◆ **AVAILABLE RECORDS**
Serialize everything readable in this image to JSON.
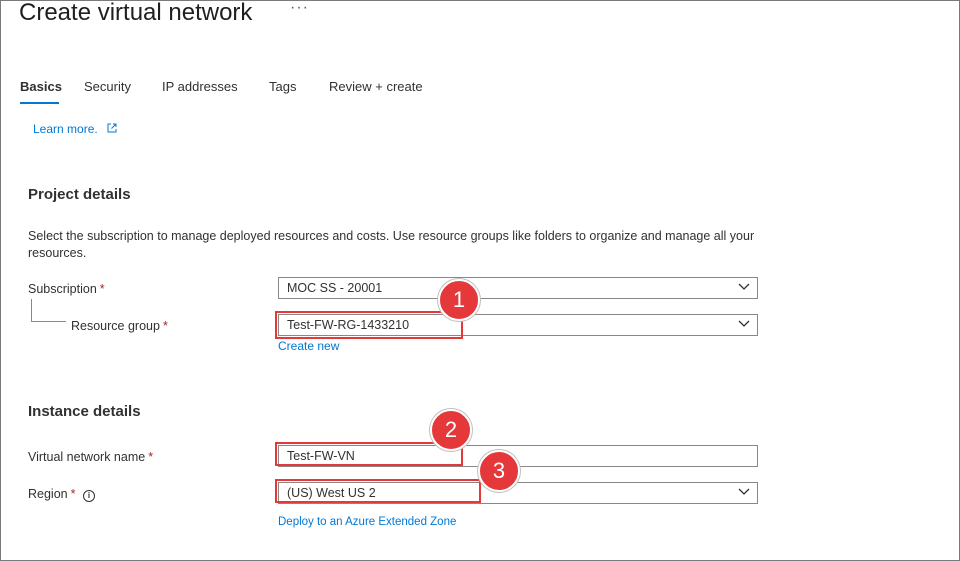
{
  "header": {
    "title": "Create virtual network",
    "more": "···"
  },
  "tabs": [
    {
      "label": "Basics",
      "active": true
    },
    {
      "label": "Security"
    },
    {
      "label": "IP addresses"
    },
    {
      "label": "Tags"
    },
    {
      "label": "Review + create"
    }
  ],
  "learn_more": "Learn more.",
  "project": {
    "heading": "Project details",
    "description": "Select the subscription to manage deployed resources and costs. Use resource groups like folders to organize and manage all your resources.",
    "subscription_label": "Subscription",
    "subscription_value": "MOC SS - 20001",
    "resource_group_label": "Resource group",
    "resource_group_value": "Test-FW-RG-1433210",
    "create_new": "Create new"
  },
  "instance": {
    "heading": "Instance details",
    "vnet_name_label": "Virtual network name",
    "vnet_name_value": "Test-FW-VN",
    "region_label": "Region",
    "region_value": "(US) West US 2",
    "extended_zone_link": "Deploy to an Azure Extended Zone"
  },
  "required_mark": "*",
  "info_glyph": "i",
  "callouts": [
    "1",
    "2",
    "3"
  ],
  "colors": {
    "accent": "#0078d4",
    "callout": "#e5383b",
    "required": "#a4262c"
  }
}
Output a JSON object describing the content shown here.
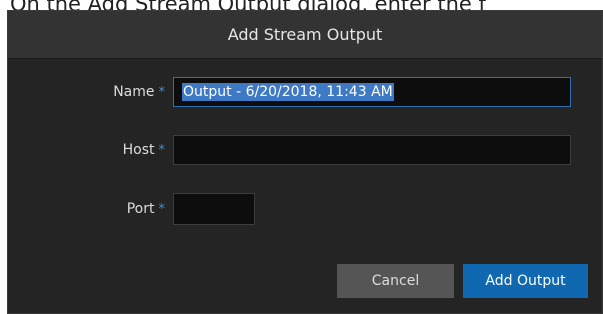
{
  "document": {
    "context_text": "On the Add Stream Output dialog, enter the f"
  },
  "dialog": {
    "title": "Add Stream Output",
    "fields": {
      "name": {
        "label": "Name",
        "required_marker": "*",
        "value": "Output - 6/20/2018, 11:43 AM"
      },
      "host": {
        "label": "Host",
        "required_marker": "*",
        "value": ""
      },
      "port": {
        "label": "Port",
        "required_marker": "*",
        "value": ""
      }
    },
    "buttons": {
      "cancel": "Cancel",
      "submit": "Add Output"
    }
  },
  "colors": {
    "background": "#242424",
    "header": "#333333",
    "accent": "#0f68b0",
    "required": "#3c8fd6",
    "selection": "#3d79c4"
  }
}
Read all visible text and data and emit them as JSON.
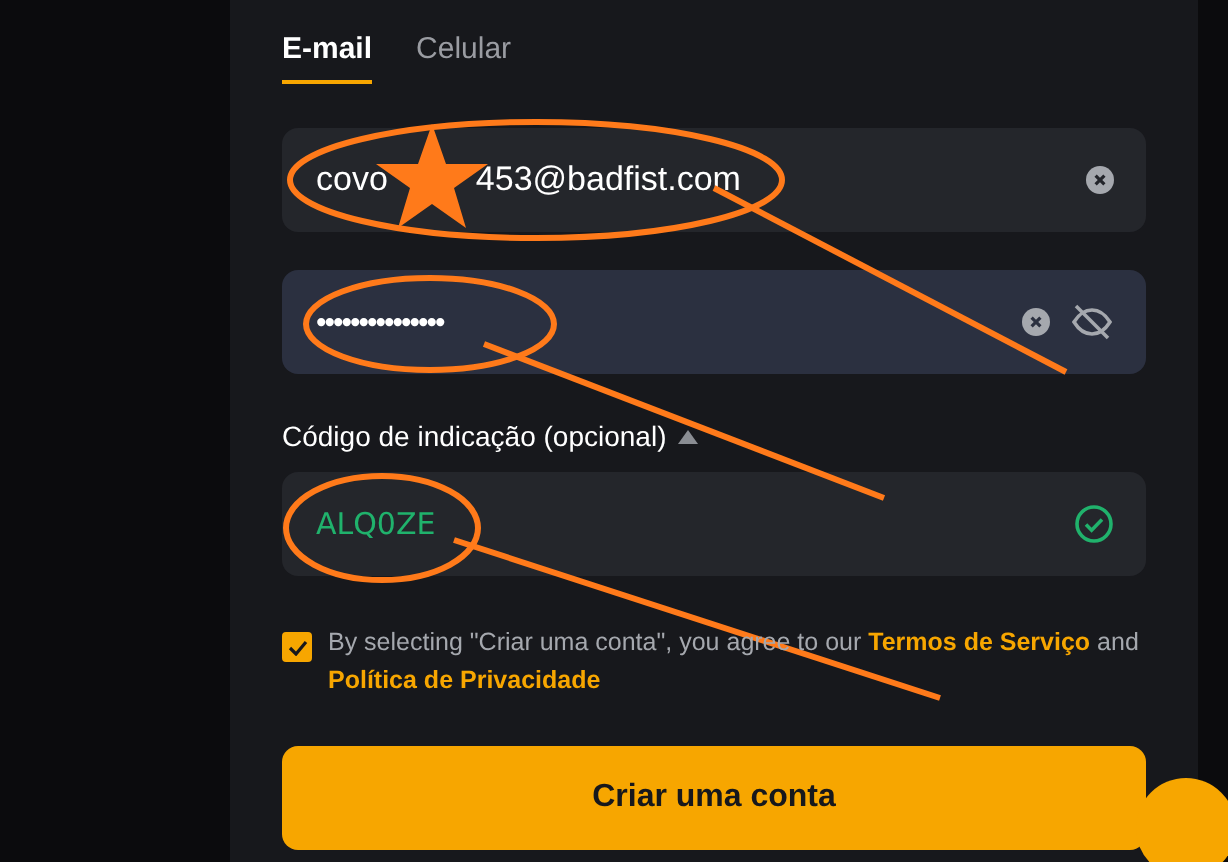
{
  "tabs": [
    {
      "label": "E-mail",
      "selected": true
    },
    {
      "label": "Celular",
      "selected": false
    }
  ],
  "email_field": {
    "value_start": "covo",
    "value_end": "453@badfist.com"
  },
  "password_field": {
    "value": "•••••••••••••••",
    "focused": true
  },
  "referral": {
    "label": "Código de indicação (opcional)",
    "expanded": true,
    "value": "ALQ0ZE",
    "valid": true
  },
  "terms": {
    "checked": true,
    "text_before": "By selecting \"Criar uma conta\", you agree to our",
    "link_1": "Termos de Serviço",
    "text_middle": "and",
    "link_2": "Política de Privacidade"
  },
  "submit_button": "Criar uma conta"
}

◆ **GOAL**
Check each line of the data above for the word "JSON" and say how many lines contain it, giving nothing besides the number.

◆ **RESULT FOR THIS EXERCISE**
3